PROBLEM TO SOLVE => Find the lines in these entries that include the word "category" and state how many there are, with no other words.

##### EXTRACTED ENTRIES

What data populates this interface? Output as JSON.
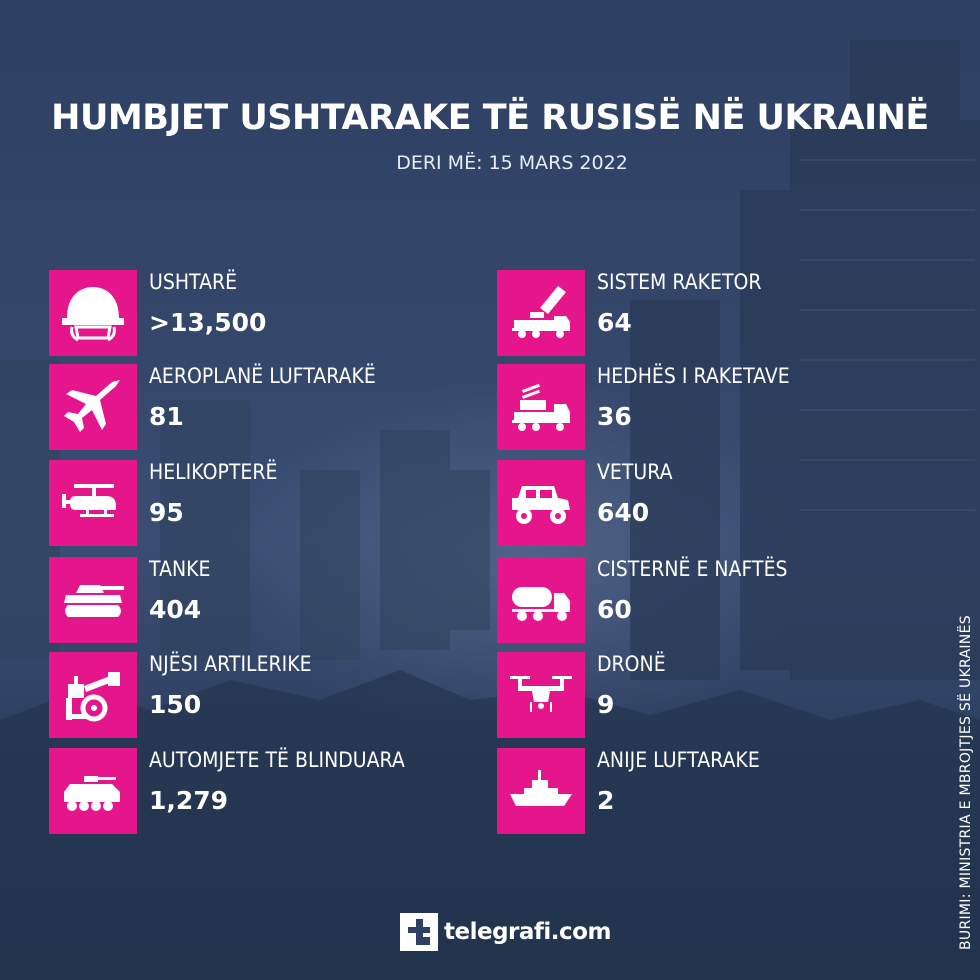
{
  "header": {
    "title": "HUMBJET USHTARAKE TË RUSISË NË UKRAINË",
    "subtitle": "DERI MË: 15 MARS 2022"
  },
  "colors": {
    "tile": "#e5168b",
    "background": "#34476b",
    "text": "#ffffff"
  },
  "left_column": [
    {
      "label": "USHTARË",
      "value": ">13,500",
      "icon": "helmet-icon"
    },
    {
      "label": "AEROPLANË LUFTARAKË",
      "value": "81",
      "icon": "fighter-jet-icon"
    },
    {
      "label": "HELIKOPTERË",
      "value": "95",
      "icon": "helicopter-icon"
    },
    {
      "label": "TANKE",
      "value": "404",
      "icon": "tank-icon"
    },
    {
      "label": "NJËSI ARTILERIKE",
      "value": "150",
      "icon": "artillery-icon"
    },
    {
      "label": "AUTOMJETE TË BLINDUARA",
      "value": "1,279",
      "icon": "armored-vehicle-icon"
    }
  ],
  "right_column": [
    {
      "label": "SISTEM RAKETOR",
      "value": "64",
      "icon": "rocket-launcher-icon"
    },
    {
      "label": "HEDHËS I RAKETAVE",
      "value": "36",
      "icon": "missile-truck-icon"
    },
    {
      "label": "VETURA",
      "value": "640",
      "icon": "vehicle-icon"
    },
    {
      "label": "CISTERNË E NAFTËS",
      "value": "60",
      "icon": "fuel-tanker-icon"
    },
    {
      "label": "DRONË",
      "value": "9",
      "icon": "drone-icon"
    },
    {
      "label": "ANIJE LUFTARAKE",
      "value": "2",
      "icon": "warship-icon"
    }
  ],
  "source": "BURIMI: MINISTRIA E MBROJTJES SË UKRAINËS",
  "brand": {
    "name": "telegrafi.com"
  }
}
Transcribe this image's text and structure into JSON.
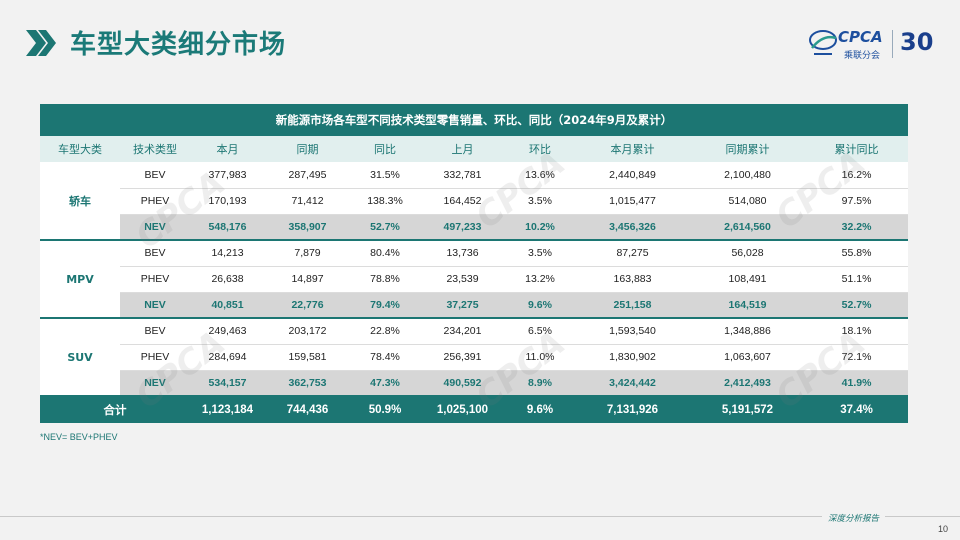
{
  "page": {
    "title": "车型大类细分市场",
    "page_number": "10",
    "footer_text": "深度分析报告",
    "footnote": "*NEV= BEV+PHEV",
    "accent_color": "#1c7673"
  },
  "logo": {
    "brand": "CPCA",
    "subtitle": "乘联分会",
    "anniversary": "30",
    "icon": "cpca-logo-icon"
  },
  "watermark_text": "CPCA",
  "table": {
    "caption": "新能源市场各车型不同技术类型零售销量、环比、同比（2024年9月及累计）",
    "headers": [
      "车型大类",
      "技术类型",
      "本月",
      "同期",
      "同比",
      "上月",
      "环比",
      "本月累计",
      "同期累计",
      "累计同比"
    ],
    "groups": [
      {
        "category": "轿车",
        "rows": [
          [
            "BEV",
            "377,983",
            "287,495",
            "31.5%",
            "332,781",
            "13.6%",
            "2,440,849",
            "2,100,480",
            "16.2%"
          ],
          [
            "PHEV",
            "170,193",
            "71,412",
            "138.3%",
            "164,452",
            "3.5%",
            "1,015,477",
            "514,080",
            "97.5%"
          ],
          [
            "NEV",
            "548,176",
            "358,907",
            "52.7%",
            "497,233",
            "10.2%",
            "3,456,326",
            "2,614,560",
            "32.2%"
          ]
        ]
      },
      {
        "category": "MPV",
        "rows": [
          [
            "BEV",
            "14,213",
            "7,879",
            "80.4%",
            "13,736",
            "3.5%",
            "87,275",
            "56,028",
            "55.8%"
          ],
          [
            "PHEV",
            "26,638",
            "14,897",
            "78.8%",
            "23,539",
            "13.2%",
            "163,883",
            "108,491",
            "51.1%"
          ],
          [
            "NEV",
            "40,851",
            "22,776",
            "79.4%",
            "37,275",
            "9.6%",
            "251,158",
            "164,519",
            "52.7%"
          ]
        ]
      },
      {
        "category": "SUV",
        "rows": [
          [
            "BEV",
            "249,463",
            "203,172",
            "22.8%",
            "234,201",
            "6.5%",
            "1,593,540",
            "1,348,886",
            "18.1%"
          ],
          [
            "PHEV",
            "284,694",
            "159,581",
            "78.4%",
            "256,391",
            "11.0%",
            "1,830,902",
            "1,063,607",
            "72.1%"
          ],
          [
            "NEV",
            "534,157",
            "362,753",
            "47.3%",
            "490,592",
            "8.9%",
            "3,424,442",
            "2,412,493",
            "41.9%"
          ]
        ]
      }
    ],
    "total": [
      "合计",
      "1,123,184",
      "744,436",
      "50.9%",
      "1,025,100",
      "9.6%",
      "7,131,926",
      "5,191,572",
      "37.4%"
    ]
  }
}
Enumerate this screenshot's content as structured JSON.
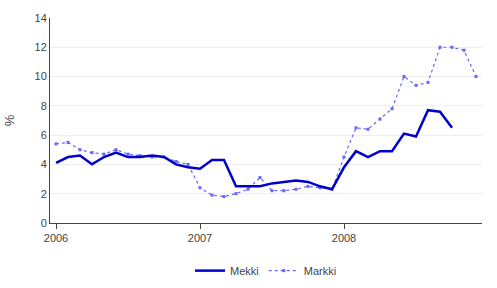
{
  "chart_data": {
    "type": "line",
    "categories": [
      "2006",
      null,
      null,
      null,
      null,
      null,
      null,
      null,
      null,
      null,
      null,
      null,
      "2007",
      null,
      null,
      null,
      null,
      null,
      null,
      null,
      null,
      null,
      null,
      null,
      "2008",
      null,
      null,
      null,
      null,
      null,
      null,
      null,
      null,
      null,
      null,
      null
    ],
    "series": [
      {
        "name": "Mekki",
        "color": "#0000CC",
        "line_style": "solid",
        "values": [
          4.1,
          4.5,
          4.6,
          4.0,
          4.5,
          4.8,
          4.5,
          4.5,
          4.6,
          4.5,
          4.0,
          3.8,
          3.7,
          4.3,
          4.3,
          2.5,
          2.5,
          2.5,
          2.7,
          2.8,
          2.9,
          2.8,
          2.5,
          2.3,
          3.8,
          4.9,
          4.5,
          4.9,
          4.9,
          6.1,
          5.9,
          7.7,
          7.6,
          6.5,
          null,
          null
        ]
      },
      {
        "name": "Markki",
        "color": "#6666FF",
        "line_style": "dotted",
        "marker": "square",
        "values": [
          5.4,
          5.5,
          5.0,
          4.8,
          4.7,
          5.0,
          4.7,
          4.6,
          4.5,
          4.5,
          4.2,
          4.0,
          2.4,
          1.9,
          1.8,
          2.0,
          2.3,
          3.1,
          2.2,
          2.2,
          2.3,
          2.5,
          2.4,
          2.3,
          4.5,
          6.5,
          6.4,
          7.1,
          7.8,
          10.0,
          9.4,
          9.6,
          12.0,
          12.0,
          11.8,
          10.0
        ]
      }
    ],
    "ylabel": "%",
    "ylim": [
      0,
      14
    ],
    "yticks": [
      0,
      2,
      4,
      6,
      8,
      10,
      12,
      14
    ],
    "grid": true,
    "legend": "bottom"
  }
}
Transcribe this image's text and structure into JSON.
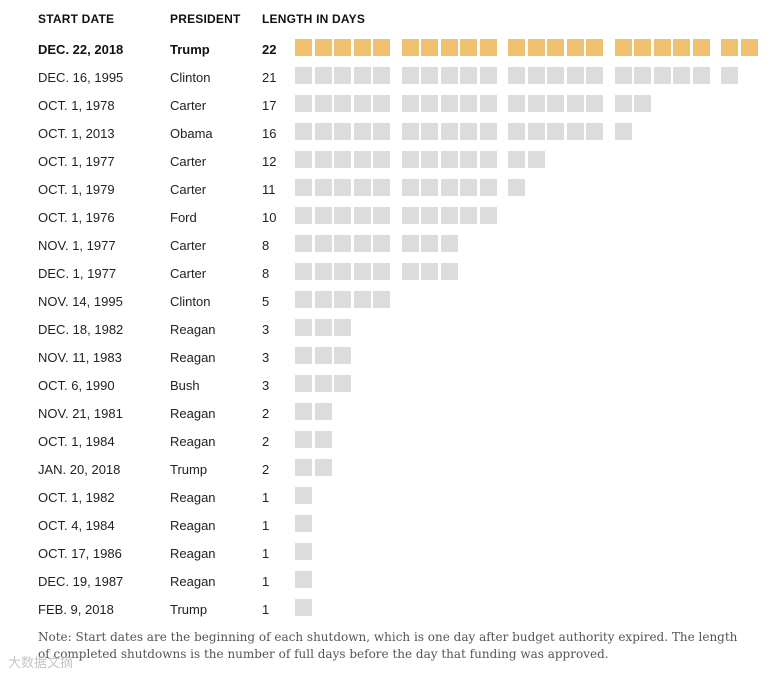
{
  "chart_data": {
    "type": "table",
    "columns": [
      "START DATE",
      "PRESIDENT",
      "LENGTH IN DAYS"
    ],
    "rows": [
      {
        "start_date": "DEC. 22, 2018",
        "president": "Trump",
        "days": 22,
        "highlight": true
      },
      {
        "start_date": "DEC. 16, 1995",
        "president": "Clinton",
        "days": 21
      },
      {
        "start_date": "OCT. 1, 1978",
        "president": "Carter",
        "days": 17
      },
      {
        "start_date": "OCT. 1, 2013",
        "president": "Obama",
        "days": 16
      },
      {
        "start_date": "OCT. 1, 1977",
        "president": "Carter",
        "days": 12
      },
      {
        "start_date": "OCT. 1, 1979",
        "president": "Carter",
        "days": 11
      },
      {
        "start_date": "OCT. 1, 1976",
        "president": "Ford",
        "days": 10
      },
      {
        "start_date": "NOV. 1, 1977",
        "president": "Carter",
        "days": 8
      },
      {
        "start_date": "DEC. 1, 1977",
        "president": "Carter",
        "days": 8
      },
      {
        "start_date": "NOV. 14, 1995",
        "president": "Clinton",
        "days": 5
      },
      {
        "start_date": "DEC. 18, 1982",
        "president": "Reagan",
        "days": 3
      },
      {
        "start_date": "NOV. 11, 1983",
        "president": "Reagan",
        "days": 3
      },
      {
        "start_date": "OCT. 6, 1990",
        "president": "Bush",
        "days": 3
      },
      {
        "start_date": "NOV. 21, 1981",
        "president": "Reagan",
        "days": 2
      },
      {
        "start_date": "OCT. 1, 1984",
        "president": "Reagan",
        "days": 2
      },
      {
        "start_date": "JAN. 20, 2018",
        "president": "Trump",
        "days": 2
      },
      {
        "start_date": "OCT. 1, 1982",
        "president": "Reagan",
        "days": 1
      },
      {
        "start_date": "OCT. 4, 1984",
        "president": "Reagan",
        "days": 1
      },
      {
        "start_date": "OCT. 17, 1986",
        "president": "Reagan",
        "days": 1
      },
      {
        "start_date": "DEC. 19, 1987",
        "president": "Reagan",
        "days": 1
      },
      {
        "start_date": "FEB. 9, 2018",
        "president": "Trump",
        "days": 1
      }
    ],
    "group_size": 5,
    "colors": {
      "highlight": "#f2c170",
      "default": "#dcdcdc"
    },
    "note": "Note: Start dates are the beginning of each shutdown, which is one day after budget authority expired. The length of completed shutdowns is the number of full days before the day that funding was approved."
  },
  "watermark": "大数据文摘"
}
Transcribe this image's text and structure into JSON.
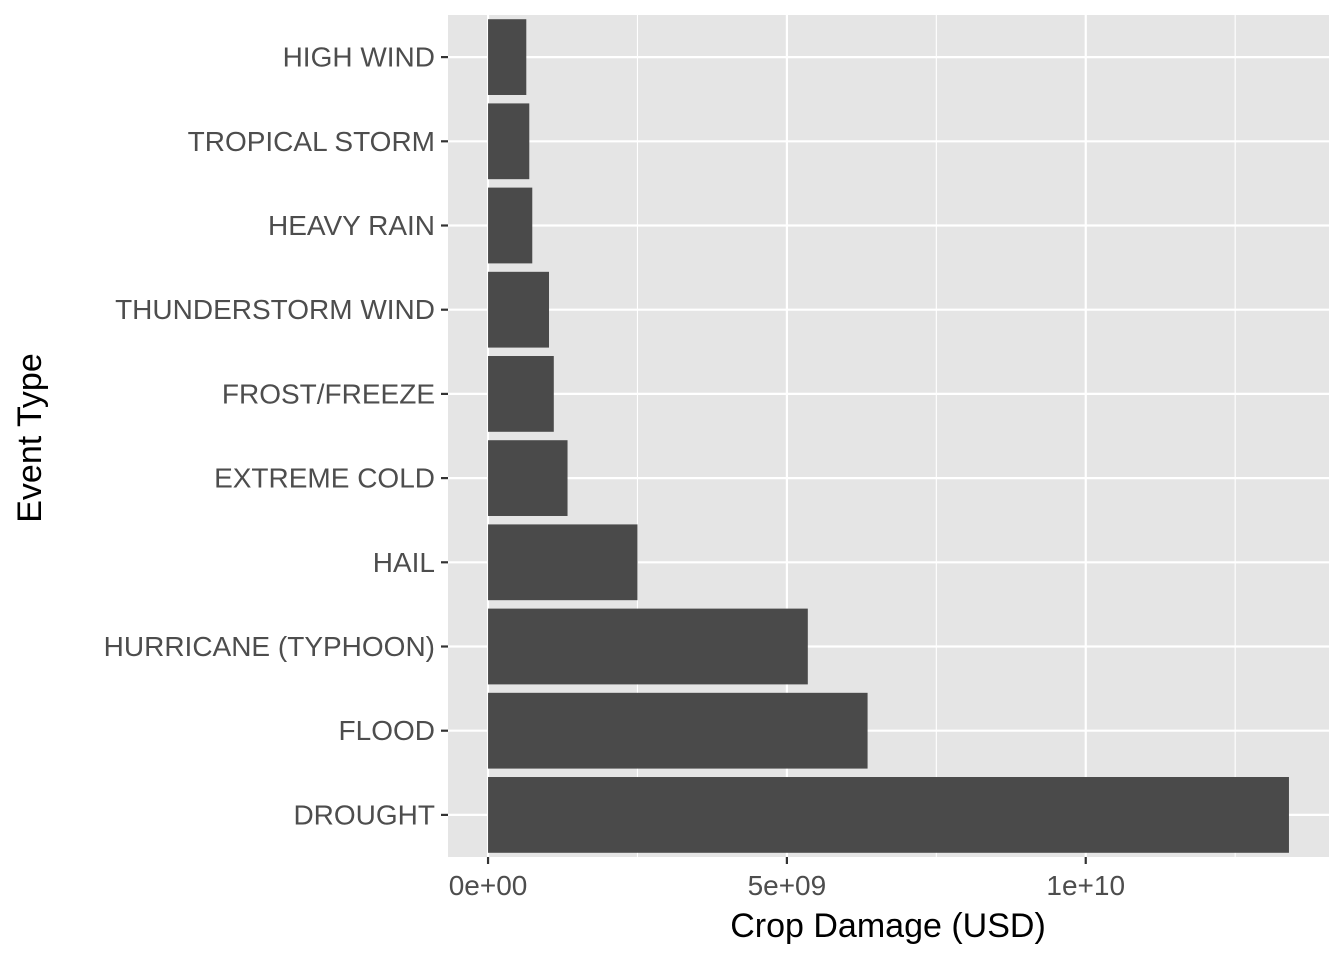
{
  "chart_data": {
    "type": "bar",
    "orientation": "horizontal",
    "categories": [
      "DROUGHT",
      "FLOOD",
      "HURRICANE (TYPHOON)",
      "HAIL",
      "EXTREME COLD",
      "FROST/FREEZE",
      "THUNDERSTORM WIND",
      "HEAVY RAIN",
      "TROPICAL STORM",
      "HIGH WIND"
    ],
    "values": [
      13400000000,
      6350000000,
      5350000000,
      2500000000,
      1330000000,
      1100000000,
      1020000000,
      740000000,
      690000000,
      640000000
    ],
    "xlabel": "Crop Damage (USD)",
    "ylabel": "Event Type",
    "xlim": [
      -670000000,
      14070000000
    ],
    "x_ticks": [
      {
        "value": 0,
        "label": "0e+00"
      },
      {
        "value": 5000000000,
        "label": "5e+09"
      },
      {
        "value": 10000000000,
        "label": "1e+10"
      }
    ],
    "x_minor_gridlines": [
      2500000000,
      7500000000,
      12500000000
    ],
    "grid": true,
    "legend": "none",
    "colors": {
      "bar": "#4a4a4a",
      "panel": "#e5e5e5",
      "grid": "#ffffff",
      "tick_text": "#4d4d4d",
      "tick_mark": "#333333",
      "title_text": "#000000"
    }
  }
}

##########

FULL OUTPUT => 3